* PROMPT:
Pick out every line of the entries below where "sheshita" occurs, and copy those lines.

* RECORD EXCERPTS:
+ + + + +

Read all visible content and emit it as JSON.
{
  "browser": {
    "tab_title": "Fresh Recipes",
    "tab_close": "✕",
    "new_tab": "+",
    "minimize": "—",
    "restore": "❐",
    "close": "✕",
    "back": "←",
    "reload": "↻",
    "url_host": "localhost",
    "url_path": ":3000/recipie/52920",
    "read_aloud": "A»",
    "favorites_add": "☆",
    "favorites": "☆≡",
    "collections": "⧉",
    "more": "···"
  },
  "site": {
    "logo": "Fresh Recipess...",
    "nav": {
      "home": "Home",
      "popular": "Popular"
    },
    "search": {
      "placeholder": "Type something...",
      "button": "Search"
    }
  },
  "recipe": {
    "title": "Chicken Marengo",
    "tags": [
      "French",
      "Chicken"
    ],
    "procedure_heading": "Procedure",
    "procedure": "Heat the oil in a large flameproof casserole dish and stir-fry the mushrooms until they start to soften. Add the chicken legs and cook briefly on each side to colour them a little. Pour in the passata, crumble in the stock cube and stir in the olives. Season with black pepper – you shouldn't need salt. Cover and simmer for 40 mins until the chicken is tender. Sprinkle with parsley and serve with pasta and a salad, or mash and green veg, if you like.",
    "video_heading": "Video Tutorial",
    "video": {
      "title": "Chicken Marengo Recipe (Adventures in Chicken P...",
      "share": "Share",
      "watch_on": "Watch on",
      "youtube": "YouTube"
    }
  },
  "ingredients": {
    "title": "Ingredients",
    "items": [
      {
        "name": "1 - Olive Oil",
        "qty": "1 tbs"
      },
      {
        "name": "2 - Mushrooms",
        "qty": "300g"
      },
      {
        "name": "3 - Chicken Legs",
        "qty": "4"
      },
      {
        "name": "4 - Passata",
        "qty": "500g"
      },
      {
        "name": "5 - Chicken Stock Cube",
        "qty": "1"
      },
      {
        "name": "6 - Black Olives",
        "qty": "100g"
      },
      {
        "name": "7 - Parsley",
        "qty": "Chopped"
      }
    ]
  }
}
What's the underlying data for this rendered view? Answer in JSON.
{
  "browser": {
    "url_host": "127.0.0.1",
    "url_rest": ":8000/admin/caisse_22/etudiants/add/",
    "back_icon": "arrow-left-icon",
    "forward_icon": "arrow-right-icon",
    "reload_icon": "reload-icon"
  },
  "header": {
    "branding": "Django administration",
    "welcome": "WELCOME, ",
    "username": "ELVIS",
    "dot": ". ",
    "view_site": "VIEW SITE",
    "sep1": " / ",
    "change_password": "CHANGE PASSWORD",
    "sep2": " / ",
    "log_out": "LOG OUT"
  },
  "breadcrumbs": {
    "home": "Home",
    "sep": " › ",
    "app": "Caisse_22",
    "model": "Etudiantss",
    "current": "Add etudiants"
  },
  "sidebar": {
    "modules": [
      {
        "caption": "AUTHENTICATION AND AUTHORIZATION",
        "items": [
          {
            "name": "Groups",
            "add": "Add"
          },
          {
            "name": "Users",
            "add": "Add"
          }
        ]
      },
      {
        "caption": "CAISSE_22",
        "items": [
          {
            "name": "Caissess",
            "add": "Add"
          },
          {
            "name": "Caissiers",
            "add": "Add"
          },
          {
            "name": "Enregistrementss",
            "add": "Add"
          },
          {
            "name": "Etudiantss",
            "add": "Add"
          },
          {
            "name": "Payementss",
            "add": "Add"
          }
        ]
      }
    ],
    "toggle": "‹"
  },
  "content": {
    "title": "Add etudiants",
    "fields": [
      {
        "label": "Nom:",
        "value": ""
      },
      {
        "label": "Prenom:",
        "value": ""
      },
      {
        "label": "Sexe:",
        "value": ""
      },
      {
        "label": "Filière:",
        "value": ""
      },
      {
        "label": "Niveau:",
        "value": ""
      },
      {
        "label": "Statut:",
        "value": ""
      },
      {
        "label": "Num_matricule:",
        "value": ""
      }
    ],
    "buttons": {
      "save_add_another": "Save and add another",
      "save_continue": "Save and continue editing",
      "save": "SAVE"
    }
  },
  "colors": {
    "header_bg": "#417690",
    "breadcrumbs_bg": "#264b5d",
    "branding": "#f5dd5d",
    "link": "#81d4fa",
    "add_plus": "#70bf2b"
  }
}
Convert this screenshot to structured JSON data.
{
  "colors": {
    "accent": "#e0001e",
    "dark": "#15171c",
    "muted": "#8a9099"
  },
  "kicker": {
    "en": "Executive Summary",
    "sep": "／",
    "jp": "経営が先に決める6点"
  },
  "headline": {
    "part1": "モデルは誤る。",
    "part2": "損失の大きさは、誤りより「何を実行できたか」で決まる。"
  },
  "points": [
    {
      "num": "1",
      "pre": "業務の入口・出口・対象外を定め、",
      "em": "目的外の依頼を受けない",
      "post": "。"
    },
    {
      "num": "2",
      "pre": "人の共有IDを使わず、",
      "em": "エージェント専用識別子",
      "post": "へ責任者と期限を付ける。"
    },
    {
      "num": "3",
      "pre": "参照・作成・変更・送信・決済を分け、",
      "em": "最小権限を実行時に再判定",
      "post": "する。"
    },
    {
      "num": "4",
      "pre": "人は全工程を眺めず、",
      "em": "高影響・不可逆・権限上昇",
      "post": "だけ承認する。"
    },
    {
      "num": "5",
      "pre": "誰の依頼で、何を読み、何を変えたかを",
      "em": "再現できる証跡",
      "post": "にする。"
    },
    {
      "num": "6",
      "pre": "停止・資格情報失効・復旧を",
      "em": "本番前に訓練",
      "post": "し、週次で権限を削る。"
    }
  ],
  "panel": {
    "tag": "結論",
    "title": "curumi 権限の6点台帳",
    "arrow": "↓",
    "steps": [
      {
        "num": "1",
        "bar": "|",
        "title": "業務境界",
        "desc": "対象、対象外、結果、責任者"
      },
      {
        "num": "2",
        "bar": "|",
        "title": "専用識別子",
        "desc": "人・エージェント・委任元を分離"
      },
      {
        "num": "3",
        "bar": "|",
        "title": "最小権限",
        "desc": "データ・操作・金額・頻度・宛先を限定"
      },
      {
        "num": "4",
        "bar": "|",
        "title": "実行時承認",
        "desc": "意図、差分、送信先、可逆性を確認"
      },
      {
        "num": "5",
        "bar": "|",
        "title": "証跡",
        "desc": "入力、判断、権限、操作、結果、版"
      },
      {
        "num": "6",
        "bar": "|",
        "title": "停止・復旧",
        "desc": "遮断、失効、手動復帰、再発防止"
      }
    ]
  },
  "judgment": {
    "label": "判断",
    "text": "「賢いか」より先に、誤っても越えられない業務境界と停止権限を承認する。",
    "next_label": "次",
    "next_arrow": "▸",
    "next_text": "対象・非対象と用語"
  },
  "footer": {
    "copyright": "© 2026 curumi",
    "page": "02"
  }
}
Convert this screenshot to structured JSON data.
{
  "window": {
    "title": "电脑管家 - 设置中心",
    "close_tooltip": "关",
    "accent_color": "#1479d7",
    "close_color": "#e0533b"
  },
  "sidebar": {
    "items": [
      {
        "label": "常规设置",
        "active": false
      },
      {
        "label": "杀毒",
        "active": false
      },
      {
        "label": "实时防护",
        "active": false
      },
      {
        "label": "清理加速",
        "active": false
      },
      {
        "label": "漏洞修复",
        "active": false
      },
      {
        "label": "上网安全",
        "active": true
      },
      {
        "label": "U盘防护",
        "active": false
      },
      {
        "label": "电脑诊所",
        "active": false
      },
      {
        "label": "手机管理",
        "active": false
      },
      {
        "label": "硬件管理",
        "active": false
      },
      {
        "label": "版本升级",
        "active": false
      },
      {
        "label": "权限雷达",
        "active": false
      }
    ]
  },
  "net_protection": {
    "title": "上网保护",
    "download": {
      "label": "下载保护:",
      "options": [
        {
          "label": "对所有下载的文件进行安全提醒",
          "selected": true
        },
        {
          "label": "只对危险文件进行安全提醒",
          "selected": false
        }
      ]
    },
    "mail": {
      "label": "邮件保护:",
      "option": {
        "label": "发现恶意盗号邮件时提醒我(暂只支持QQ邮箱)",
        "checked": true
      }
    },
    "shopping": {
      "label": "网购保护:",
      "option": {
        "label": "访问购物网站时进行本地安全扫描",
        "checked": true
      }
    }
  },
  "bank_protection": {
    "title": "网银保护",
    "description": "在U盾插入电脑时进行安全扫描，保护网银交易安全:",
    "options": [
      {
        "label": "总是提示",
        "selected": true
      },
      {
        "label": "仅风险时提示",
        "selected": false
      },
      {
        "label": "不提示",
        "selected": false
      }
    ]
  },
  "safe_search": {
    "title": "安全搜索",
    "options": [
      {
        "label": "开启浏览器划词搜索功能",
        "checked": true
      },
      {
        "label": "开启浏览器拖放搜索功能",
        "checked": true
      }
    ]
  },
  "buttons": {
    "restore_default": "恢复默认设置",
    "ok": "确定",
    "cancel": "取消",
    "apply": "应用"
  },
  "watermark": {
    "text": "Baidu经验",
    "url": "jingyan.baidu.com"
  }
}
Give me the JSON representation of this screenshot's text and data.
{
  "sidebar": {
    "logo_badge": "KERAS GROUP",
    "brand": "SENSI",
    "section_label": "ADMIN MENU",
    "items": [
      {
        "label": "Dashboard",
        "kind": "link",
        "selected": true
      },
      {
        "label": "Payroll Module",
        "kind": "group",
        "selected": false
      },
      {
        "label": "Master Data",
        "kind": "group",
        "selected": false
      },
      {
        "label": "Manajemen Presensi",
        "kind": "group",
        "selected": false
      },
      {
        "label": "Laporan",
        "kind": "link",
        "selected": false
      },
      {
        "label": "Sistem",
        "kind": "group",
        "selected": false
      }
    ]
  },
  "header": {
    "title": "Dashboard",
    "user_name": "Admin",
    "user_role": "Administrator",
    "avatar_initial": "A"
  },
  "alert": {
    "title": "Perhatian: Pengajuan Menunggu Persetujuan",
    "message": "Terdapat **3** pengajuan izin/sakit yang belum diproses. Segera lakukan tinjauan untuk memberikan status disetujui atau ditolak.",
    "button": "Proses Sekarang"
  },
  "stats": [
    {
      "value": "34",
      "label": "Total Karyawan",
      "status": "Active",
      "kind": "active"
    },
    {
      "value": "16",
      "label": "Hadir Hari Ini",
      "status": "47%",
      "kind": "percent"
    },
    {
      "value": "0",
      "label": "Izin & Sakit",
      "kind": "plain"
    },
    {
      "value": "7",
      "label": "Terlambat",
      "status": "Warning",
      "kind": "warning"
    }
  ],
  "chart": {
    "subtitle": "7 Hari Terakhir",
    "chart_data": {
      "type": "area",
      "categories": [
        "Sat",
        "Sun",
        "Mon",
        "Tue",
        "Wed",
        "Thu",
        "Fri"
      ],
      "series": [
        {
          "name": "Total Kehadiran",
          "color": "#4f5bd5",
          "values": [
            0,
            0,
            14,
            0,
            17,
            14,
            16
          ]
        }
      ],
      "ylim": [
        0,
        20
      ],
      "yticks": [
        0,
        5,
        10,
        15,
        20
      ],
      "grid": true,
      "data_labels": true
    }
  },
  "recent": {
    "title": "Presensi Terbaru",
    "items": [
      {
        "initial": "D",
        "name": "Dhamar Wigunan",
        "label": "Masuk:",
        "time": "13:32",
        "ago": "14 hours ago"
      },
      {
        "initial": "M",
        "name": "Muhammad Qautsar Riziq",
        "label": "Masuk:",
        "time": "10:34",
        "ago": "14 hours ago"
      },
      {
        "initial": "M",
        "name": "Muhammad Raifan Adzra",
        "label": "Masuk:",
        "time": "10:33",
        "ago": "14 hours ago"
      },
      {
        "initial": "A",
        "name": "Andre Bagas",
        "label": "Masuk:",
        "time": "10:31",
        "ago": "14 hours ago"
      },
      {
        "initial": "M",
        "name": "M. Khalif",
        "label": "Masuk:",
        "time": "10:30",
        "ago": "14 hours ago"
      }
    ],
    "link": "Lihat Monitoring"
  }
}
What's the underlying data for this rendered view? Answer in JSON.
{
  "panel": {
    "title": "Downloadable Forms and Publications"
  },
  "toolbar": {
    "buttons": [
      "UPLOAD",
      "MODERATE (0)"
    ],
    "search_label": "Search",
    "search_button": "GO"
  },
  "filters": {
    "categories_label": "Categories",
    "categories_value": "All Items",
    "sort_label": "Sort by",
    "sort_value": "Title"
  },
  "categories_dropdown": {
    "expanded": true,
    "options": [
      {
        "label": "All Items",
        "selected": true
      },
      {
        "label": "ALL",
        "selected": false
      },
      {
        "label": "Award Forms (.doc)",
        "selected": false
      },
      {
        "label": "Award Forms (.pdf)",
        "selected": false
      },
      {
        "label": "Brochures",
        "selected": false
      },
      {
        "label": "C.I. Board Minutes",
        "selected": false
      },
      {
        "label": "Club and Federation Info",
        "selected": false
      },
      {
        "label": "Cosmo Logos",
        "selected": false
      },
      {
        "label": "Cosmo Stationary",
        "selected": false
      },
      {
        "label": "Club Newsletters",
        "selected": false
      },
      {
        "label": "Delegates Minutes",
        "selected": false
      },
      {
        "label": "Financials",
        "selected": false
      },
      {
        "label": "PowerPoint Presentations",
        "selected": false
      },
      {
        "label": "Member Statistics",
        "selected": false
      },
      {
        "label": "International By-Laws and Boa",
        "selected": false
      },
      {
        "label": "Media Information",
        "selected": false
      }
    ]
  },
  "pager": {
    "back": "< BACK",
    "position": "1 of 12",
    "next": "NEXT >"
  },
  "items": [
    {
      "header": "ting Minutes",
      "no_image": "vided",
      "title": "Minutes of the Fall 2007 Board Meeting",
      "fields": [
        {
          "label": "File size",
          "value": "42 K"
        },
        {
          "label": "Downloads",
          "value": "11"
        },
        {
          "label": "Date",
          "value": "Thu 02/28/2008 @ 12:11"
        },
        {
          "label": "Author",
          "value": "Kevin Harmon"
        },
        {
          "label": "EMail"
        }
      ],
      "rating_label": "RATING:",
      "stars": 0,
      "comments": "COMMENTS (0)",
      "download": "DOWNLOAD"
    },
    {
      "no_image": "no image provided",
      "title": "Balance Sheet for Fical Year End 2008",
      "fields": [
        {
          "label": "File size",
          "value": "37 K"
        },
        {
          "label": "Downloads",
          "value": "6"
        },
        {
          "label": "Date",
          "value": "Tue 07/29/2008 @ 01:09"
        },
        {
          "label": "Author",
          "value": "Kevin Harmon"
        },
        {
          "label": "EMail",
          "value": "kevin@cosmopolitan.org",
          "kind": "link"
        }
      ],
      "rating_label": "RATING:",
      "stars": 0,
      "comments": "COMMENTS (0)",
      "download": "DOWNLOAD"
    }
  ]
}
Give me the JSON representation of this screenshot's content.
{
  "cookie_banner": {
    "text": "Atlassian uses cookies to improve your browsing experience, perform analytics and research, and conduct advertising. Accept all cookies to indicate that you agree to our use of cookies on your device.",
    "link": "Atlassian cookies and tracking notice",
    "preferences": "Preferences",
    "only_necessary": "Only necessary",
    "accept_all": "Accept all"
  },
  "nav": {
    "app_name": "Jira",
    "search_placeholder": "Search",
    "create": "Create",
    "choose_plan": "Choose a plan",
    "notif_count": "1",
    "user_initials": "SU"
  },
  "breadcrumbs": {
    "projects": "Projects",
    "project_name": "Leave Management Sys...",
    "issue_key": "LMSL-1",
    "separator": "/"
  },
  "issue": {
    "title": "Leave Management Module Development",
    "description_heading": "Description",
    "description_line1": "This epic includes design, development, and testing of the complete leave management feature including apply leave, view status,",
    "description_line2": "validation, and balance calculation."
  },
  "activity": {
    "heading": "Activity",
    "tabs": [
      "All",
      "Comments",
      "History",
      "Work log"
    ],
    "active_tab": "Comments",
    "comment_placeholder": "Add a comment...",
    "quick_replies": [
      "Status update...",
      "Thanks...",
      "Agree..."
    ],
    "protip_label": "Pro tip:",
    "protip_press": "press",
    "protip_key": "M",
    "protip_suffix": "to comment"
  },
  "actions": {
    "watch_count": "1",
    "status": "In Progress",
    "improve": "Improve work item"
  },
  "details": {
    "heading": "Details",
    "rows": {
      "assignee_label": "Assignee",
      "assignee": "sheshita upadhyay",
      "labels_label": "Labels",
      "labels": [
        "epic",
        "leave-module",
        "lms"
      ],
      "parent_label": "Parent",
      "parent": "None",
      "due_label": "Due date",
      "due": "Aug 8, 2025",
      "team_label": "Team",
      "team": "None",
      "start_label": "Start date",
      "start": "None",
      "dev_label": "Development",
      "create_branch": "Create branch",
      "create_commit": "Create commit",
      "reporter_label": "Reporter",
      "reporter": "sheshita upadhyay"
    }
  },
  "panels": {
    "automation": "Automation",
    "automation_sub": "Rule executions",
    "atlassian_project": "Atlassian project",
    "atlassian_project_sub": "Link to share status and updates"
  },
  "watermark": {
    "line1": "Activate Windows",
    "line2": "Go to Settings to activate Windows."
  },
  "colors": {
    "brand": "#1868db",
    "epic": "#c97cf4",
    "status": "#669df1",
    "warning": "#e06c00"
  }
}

+ + + + +

* TASK RESPONSE:
      "assignee": "sheshita upadhyay",
      "reporter": "sheshita upadhyay"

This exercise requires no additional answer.